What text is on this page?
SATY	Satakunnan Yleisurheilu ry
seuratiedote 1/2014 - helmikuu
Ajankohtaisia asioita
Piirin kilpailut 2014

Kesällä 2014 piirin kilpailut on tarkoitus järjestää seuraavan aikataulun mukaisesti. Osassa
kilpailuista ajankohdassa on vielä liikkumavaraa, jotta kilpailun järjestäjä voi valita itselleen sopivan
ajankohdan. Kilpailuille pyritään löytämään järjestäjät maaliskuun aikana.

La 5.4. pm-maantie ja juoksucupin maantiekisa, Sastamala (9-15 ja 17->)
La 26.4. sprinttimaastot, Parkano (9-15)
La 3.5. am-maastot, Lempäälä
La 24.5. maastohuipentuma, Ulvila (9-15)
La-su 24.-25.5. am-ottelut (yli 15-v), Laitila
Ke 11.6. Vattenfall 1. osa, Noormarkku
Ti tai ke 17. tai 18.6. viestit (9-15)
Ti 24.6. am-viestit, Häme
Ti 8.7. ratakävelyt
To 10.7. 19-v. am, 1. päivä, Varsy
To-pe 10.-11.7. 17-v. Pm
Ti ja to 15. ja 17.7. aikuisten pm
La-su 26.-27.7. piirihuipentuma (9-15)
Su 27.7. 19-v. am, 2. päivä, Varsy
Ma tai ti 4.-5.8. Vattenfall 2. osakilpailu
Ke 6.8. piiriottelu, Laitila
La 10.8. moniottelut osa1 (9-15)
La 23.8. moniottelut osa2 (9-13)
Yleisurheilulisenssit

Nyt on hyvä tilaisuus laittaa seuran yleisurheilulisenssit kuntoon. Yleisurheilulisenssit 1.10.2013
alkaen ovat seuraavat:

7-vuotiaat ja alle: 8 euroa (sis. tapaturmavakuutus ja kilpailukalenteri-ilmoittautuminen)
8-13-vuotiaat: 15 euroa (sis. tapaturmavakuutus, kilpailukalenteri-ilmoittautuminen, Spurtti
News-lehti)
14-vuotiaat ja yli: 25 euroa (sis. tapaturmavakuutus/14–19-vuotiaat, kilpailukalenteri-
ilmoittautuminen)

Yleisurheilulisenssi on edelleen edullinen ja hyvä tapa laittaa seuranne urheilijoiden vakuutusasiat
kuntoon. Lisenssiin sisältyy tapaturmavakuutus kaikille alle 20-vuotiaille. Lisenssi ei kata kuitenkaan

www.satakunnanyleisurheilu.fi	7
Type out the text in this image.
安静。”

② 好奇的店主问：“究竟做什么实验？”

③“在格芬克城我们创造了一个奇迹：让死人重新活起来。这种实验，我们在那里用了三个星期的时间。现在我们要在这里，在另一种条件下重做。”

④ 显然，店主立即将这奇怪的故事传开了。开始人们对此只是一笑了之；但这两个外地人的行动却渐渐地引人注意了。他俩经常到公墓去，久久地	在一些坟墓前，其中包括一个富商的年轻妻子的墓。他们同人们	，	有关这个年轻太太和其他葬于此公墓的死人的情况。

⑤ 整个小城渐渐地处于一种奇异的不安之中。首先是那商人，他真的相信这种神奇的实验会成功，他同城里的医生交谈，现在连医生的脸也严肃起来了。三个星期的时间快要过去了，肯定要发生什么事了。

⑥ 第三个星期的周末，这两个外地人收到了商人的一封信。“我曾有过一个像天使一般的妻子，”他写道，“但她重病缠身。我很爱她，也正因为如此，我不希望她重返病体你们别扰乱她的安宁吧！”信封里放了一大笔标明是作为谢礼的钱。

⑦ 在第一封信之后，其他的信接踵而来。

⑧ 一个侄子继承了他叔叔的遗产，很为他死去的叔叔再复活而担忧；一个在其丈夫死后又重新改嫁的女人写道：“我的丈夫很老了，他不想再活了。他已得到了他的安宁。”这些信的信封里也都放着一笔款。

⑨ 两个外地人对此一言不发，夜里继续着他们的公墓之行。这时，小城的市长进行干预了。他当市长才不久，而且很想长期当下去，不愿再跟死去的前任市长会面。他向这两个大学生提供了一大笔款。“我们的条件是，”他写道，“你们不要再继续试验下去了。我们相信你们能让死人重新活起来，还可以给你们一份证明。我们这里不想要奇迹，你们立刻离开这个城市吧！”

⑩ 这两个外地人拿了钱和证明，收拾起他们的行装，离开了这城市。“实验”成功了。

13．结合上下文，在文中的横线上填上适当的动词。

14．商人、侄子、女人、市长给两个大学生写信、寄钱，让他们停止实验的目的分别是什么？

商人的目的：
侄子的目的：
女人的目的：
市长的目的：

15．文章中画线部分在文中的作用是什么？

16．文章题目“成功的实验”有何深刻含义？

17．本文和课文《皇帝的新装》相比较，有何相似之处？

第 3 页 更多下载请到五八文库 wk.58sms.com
- - -
* **SHORT PROBLEM**
Set down all of the records shown above once more, exactly.

* **SOLUTION TO THE PROBLEM**
What text is on this page?
SATY	Satakunnan Yleisurheilu ry
seuratiedote 1/2014 - helmikuu
Ajankohtaisia asioita
Piirin kilpailut 2014

Kesällä 2014 piirin kilpailut on tarkoitus järjestää seuraavan aikataulun mukaisesti. Osassa
kilpailuista ajankohdassa on vielä liikkumavaraa, jotta kilpailun järjestäjä voi valita itselleen sopivan
ajankohdan. Kilpailuille pyritään löytämään järjestäjät maaliskuun aikana.

La 5.4. pm-maantie ja juoksucupin maantiekisa, Sastamala (9-15 ja 17->)
La 26.4. sprinttimaastot, Parkano (9-15)
La 3.5. am-maastot, Lempäälä
La 24.5. maastohuipentuma, Ulvila (9-15)
La-su 24.-25.5. am-ottelut (yli 15-v), Laitila
Ke 11.6. Vattenfall 1. osa, Noormarkku
Ti tai ke 17. tai 18.6. viestit (9-15)
Ti 24.6. am-viestit, Häme
Ti 8.7. ratakävelyt
To 10.7. 19-v. am, 1. päivä, Varsy
To-pe 10.-11.7. 17-v. Pm
Ti ja to 15. ja 17.7. aikuisten pm
La-su 26.-27.7. piirihuipentuma (9-15)
Su 27.7. 19-v. am, 2. päivä, Varsy
Ma tai ti 4.-5.8. Vattenfall 2. osakilpailu
Ke 6.8. piiriottelu, Laitila
La 10.8. moniottelut osa1 (9-15)
La 23.8. moniottelut osa2 (9-13)
Yleisurheilulisenssit

Nyt on hyvä tilaisuus laittaa seuran yleisurheilulisenssit kuntoon. Yleisurheilulisenssit 1.10.2013
alkaen ovat seuraavat:

7-vuotiaat ja alle: 8 euroa (sis. tapaturmavakuutus ja kilpailukalenteri-ilmoittautuminen)
8-13-vuotiaat: 15 euroa (sis. tapaturmavakuutus, kilpailukalenteri-ilmoittautuminen, Spurtti
News-lehti)
14-vuotiaat ja yli: 25 euroa (sis. tapaturmavakuutus/14–19-vuotiaat, kilpailukalenteri-
ilmoittautuminen)

Yleisurheilulisenssi on edelleen edullinen ja hyvä tapa laittaa seuranne urheilijoiden vakuutusasiat
kuntoon. Lisenssiin sisältyy tapaturmavakuutus kaikille alle 20-vuotiaille. Lisenssi ei kata kuitenkaan

www.satakunnanyleisurheilu.fi	7
Type out the text in this image.
安静。”

② 好奇的店主问：“究竟做什么实验？”

③“在格芬克城我们创造了一个奇迹：让死人重新活起来。这种实验，我们在那里用了三个星期的时间。现在我们要在这里，在另一种条件下重做。”

④ 显然，店主立即将这奇怪的故事传开了。开始人们对此只是一笑了之；但这两个外地人的行动却渐渐地引人注意了。他俩经常到公墓去，久久地	在一些坟墓前，其中包括一个富商的年轻妻子的墓。他们同人们	，	有关这个年轻太太和其他葬于此公墓的死人的情况。

⑤ 整个小城渐渐地处于一种奇异的不安之中。首先是那商人，他真的相信这种神奇的实验会成功，他同城里的医生交谈，现在连医生的脸也严肃起来了。三个星期的时间快要过去了，肯定要发生什么事了。

⑥ 第三个星期的周末，这两个外地人收到了商人的一封信。“我曾有过一个像天使一般的妻子，”他写道，“但她重病缠身。我很爱她，也正因为如此，我不希望她重返病体你们别扰乱她的安宁吧！”信封里放了一大笔标明是作为谢礼的钱。

⑦ 在第一封信之后，其他的信接踵而来。

⑧ 一个侄子继承了他叔叔的遗产，很为他死去的叔叔再复活而担忧；一个在其丈夫死后又重新改嫁的女人写道：“我的丈夫很老了，他不想再活了。他已得到了他的安宁。”这些信的信封里也都放着一笔款。

⑨ 两个外地人对此一言不发，夜里继续着他们的公墓之行。这时，小城的市长进行干预了。他当市长才不久，而且很想长期当下去，不愿再跟死去的前任市长会面。他向这两个大学生提供了一大笔款。“我们的条件是，”他写道，“你们不要再继续试验下去了。我们相信你们能让死人重新活起来，还可以给你们一份证明。我们这里不想要奇迹，你们立刻离开这个城市吧！”

⑩ 这两个外地人拿了钱和证明，收拾起他们的行装，离开了这城市。“实验”成功了。

13．结合上下文，在文中的横线上填上适当的动词。

14．商人、侄子、女人、市长给两个大学生写信、寄钱，让他们停止实验的目的分别是什么？

商人的目的：
侄子的目的：
女人的目的：
市长的目的：

15．文章中画线部分在文中的作用是什么？

16．文章题目“成功的实验”有何深刻含义？

17．本文和课文《皇帝的新装》相比较，有何相似之处？

第 3 页 更多下载请到五八文库 wk.58sms.com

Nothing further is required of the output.